__TASK DIRECTIONS__: Copy out, from the entries below, each line holding the string "down".

__RAW RECORDS__:
======

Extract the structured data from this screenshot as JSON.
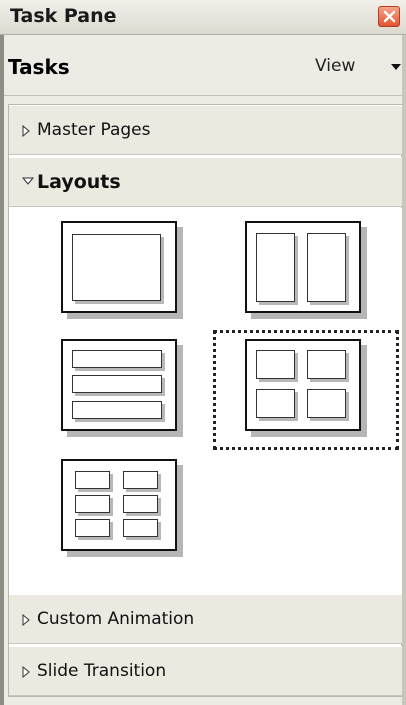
{
  "window": {
    "title": "Task Pane"
  },
  "tasks": {
    "label": "Tasks",
    "view_label": "View"
  },
  "sections": {
    "master_pages": "Master Pages",
    "layouts": "Layouts",
    "custom_animation": "Custom Animation",
    "slide_transition": "Slide Transition"
  },
  "layouts": {
    "selected": "four-content",
    "items": [
      "title-content",
      "two-columns",
      "three-rows",
      "four-content",
      "six-content"
    ]
  },
  "icons": {
    "close": "close-icon",
    "view_dropdown": "chevron-down-icon",
    "collapsed_section": "triangle-right-icon",
    "expanded_section": "triangle-down-icon"
  },
  "colors": {
    "close_button": "#e2552f",
    "panel_bg": "#ecebe4"
  }
}
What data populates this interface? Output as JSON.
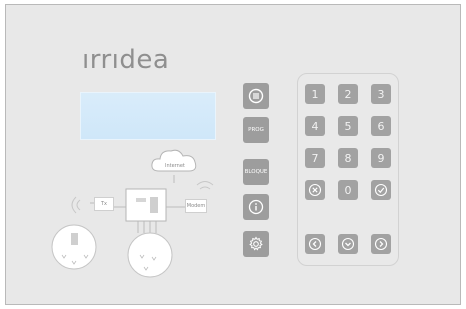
{
  "brand": {
    "logo_text": "ırrıdea"
  },
  "display": {
    "text": ""
  },
  "side_buttons": [
    {
      "label": "",
      "icon": "menu-icon"
    },
    {
      "label": "PROG",
      "icon": ""
    },
    {
      "label": "BLOQUE",
      "icon": ""
    },
    {
      "label": "",
      "icon": "info-icon"
    },
    {
      "label": "",
      "icon": "gear-icon"
    }
  ],
  "keypad": {
    "digits": [
      "1",
      "2",
      "3",
      "4",
      "5",
      "6",
      "7",
      "8",
      "9"
    ],
    "zero": "0",
    "cancel_icon": "cancel-icon",
    "confirm_icon": "check-icon",
    "nav_icons": [
      "arrow-left-icon",
      "arrow-down-icon",
      "arrow-right-icon"
    ]
  },
  "diagram": {
    "cloud_label": "Internet",
    "tx_label": "Tx",
    "modem_label": "Modem"
  },
  "colors": {
    "panel": "#e8e8e8",
    "button": "#9d9d9d",
    "lcd": "#d3e8f9"
  }
}
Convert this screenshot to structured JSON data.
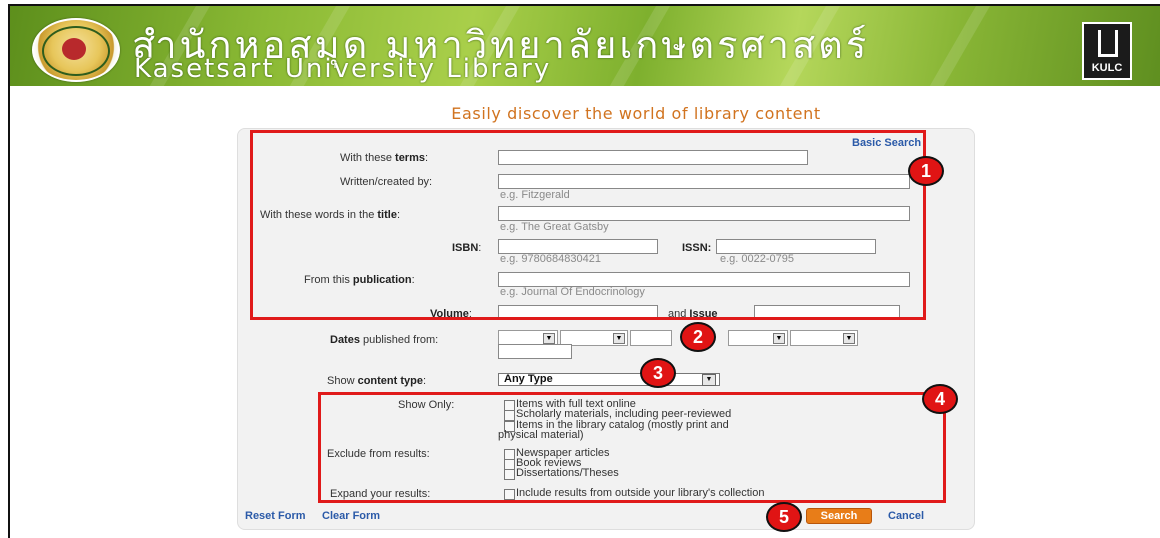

======

__RESULT OF THIS EXERCISE__:
    "view_dropdown": "chevron-down-icon",
    "expanded_section": "triangle-down-icon"
      "arrow-down-icon",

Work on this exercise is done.